> **EXERCISE**: Copy out all the lines exactly. Omit pictures.

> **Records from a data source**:
◇ ◇ ◇

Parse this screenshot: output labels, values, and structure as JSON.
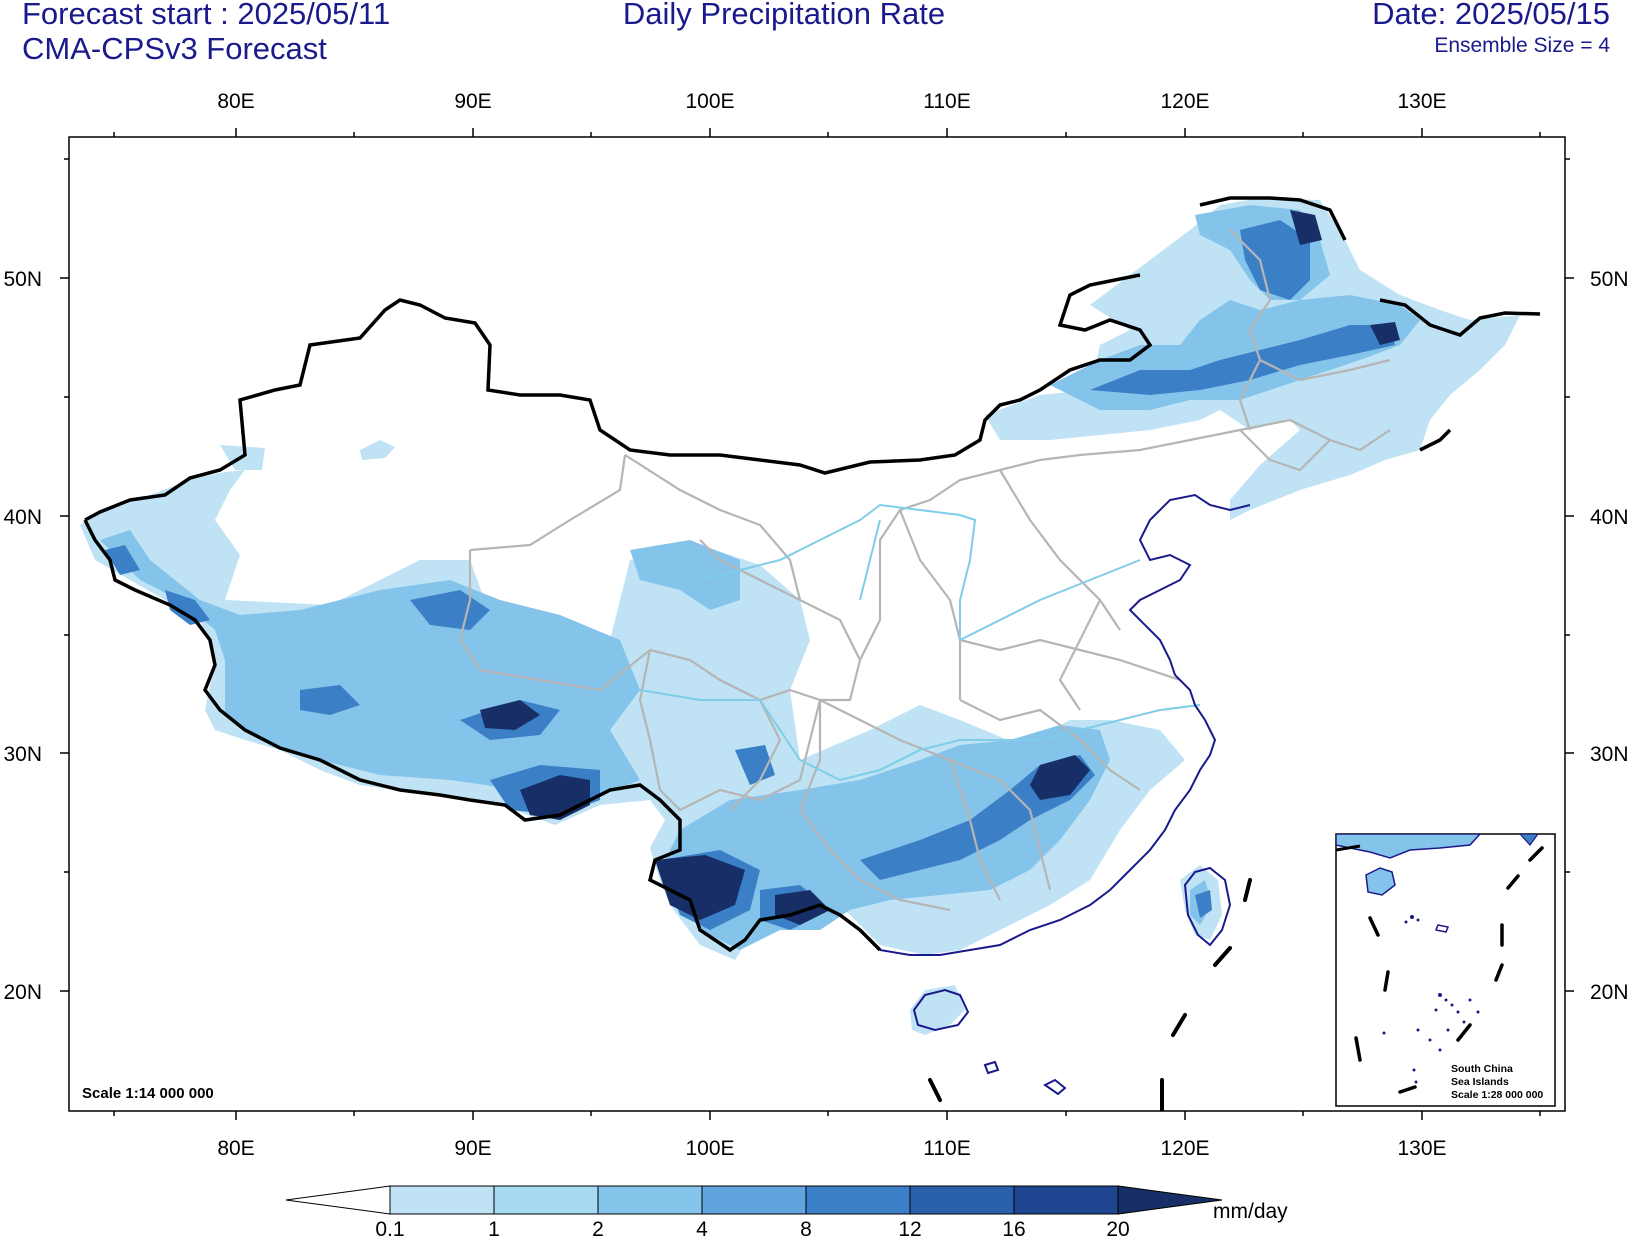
{
  "header": {
    "forecast_start": "Forecast start : 2025/05/11",
    "model": "CMA-CPSv3 Forecast",
    "title": "Daily Precipitation Rate",
    "date": "Date: 2025/05/15",
    "ensemble": "Ensemble Size = 4"
  },
  "map": {
    "lon_labels": [
      "80E",
      "90E",
      "100E",
      "110E",
      "120E",
      "130E"
    ],
    "lat_labels": [
      "50N",
      "40N",
      "30N",
      "20N"
    ],
    "scale_main": "Scale 1:14 000 000",
    "inset": {
      "title_line1": "South China",
      "title_line2": "Sea Islands",
      "scale": "Scale 1:28 000 000"
    }
  },
  "colorbar": {
    "unit": "mm/day",
    "labels": [
      "0.1",
      "1",
      "2",
      "4",
      "8",
      "12",
      "16",
      "20"
    ],
    "colors": [
      "#bfe3f5",
      "#a6d9f2",
      "#85c4ea",
      "#5fa4dc",
      "#3b7fc7",
      "#2a5fab",
      "#1f4590",
      "#172f66"
    ]
  }
}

◇ ◇ ◇

> **WRITTEN REPLY**:
Parse this screenshot: output labels, values, and structure as JSON.
{
  "header": {
    "forecast_start": "Forecast start : 2025/05/11",
    "model": "CMA-CPSv3 Forecast",
    "title": "Daily Precipitation Rate",
    "date": "Date: 2025/05/15",
    "ensemble": "Ensemble Size = 4"
  },
  "map": {
    "lon_labels": [
      "80E",
      "90E",
      "100E",
      "110E",
      "120E",
      "130E"
    ],
    "lat_labels": [
      "50N",
      "40N",
      "30N",
      "20N"
    ],
    "scale_main": "Scale 1:14 000 000",
    "inset": {
      "title_line1": "South China",
      "title_line2": "Sea Islands",
      "scale": "Scale 1:28 000 000"
    }
  },
  "colorbar": {
    "unit": "mm/day",
    "labels": [
      "0.1",
      "1",
      "2",
      "4",
      "8",
      "12",
      "16",
      "20"
    ],
    "colors": [
      "#bfe3f5",
      "#a6d9f2",
      "#85c4ea",
      "#5fa4dc",
      "#3b7fc7",
      "#2a5fab",
      "#1f4590",
      "#172f66"
    ]
  }
}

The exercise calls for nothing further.